Material to process:
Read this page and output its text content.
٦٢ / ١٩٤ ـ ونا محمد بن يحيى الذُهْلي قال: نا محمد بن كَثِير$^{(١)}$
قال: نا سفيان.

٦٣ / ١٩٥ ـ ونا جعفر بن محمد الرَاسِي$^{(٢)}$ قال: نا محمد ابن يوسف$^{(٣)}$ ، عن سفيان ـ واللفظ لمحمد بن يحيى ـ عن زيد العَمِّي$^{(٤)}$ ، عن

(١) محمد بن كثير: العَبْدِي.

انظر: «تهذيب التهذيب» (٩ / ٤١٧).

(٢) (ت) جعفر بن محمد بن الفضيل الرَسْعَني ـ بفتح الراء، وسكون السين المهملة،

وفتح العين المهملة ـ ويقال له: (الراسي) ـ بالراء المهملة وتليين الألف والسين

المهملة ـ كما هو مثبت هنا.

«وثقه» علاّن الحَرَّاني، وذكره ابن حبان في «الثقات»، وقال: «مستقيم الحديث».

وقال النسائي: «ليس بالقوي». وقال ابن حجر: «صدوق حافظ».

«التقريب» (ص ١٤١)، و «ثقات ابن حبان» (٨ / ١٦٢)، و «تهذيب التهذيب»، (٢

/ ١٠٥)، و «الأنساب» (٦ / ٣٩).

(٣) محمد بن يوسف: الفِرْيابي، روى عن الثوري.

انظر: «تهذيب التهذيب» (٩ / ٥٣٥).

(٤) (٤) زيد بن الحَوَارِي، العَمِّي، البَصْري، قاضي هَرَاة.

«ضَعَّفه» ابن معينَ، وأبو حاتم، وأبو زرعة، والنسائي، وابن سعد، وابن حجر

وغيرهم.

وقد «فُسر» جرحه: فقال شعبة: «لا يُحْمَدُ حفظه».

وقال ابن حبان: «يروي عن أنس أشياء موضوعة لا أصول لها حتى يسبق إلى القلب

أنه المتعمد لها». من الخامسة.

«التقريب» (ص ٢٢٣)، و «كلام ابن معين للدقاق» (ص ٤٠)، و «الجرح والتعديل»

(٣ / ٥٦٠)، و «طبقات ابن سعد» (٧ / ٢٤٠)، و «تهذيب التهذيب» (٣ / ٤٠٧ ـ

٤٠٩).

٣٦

Short problem: Write out each line of the data that holds the string "يوسف".

The answer:
٦٣ / ١٩٥ ـ ونا جعفر بن محمد الرَاسِي$^{(٢)}$ قال: نا محمد ابن يوسف$^{(٣)}$ ، عن سفيان ـ واللفظ لمحمد بن يحيى ـ عن زيد العَمِّي$^{(٤)}$ ، عن
(٣) محمد بن يوسف: الفِرْيابي، روى عن الثوري.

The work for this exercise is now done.